== Information provided ==

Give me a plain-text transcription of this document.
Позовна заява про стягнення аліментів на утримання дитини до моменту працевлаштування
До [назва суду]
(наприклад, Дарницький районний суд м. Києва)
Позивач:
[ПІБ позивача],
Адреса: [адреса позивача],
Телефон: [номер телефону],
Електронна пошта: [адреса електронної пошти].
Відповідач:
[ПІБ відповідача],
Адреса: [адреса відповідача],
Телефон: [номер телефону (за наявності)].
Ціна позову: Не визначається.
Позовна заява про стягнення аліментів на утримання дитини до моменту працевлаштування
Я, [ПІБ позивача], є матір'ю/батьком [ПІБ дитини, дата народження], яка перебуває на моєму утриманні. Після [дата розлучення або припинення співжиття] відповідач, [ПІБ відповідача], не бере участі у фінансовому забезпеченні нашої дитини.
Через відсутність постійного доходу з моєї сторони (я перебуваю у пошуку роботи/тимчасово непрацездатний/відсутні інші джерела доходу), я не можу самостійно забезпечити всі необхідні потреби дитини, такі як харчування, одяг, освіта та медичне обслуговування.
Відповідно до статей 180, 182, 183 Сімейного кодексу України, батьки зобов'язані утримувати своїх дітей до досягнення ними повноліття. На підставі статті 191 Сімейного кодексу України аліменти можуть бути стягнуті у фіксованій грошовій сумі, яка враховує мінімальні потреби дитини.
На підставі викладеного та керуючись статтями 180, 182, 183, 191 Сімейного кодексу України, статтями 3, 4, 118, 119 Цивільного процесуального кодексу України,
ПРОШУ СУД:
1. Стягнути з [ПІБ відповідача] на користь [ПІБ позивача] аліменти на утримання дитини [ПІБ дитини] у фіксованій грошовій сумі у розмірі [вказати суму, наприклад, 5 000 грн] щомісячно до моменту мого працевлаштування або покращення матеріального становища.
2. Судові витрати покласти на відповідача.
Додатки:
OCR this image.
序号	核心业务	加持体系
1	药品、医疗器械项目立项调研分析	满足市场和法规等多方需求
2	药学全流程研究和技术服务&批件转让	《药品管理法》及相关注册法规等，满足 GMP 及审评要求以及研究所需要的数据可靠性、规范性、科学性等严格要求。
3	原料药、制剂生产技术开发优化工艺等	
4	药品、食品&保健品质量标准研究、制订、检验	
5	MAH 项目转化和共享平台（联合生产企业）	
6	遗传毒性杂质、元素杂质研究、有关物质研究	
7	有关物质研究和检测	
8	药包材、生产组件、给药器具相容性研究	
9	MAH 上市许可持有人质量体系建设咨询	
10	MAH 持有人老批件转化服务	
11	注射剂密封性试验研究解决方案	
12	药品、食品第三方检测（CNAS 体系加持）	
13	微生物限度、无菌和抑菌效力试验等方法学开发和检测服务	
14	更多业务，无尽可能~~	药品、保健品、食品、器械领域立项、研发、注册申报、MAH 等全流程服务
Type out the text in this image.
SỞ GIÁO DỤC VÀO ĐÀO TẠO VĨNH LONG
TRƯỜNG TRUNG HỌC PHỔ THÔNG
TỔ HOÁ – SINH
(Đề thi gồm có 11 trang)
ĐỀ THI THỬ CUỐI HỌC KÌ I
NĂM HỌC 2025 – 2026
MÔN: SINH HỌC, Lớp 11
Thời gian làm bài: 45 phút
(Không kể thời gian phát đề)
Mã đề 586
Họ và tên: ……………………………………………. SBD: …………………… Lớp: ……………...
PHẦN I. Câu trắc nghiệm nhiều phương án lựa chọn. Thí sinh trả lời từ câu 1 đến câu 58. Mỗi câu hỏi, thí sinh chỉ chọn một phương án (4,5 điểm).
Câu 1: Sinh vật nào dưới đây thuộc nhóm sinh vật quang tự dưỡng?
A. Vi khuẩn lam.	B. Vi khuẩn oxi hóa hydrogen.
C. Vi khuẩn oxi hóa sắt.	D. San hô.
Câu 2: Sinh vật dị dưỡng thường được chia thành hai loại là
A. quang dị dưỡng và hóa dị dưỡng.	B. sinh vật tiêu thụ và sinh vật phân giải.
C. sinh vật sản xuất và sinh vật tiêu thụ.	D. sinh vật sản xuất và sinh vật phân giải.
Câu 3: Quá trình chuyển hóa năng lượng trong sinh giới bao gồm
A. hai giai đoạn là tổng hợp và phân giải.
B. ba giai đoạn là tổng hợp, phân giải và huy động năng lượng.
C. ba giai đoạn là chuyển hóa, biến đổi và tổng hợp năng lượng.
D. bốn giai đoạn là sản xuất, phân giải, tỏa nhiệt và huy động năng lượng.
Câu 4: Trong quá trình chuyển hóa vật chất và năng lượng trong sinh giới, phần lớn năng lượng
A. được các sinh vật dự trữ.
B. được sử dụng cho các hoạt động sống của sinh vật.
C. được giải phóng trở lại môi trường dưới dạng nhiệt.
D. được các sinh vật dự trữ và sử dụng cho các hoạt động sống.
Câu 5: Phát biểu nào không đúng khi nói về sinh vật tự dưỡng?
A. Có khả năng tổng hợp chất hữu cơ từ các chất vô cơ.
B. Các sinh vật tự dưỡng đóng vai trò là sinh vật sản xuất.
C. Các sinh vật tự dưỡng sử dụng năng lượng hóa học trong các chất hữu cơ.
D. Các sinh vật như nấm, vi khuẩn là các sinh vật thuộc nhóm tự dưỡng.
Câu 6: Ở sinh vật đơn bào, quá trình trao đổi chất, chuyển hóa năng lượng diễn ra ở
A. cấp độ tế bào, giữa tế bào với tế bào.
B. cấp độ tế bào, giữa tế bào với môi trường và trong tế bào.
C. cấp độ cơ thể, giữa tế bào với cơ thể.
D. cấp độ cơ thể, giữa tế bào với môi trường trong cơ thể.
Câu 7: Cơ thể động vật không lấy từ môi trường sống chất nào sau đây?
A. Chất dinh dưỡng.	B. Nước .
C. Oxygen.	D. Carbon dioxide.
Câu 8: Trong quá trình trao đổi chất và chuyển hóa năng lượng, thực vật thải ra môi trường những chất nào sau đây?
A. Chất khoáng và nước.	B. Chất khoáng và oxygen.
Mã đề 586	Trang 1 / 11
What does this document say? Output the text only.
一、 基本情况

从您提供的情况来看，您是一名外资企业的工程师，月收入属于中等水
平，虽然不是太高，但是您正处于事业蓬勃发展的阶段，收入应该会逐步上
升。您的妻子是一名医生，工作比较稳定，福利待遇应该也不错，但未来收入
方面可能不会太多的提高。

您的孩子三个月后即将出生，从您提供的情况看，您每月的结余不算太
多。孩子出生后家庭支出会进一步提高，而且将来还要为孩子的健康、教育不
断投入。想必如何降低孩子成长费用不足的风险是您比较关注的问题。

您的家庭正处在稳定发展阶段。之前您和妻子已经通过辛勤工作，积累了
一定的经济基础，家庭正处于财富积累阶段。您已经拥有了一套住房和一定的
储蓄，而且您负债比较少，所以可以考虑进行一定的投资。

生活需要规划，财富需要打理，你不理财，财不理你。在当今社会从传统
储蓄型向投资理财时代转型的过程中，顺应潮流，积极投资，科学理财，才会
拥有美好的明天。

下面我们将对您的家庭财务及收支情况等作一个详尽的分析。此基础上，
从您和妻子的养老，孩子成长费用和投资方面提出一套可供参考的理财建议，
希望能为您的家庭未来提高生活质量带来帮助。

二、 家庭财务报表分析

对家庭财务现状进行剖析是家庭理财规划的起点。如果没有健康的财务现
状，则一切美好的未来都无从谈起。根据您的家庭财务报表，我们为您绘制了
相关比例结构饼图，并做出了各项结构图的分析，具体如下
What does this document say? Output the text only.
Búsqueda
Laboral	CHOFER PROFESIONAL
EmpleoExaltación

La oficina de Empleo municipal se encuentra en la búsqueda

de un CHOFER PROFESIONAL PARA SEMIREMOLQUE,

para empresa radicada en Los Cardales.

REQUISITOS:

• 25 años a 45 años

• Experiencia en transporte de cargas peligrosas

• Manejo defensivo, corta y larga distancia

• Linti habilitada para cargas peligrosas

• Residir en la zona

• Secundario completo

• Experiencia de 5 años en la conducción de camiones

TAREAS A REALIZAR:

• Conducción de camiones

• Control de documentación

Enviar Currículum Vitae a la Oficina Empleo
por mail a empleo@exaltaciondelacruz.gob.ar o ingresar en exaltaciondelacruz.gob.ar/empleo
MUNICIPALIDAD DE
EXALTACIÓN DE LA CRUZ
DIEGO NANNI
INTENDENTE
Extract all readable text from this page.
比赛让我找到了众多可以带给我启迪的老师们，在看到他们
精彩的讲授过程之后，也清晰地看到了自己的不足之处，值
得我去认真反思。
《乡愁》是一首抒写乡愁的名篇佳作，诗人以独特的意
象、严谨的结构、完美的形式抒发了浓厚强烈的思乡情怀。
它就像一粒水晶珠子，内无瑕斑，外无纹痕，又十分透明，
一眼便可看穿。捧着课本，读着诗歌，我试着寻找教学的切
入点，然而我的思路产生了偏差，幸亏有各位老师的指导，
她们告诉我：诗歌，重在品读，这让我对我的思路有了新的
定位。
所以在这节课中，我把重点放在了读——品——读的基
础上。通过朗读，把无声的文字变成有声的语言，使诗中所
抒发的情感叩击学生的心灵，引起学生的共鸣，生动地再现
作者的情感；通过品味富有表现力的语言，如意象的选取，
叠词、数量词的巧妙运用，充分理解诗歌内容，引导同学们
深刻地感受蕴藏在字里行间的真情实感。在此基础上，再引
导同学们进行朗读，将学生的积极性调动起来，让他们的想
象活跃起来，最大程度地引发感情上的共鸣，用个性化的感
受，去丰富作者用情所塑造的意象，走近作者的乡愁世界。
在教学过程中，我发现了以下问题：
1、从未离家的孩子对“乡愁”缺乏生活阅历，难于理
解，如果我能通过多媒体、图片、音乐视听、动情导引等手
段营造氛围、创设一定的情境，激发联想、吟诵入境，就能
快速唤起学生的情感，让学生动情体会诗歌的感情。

===

= Aim =
Looking at the material above, count the lines containing the string "nhóm" and reply with the count alone.

= Task output =
2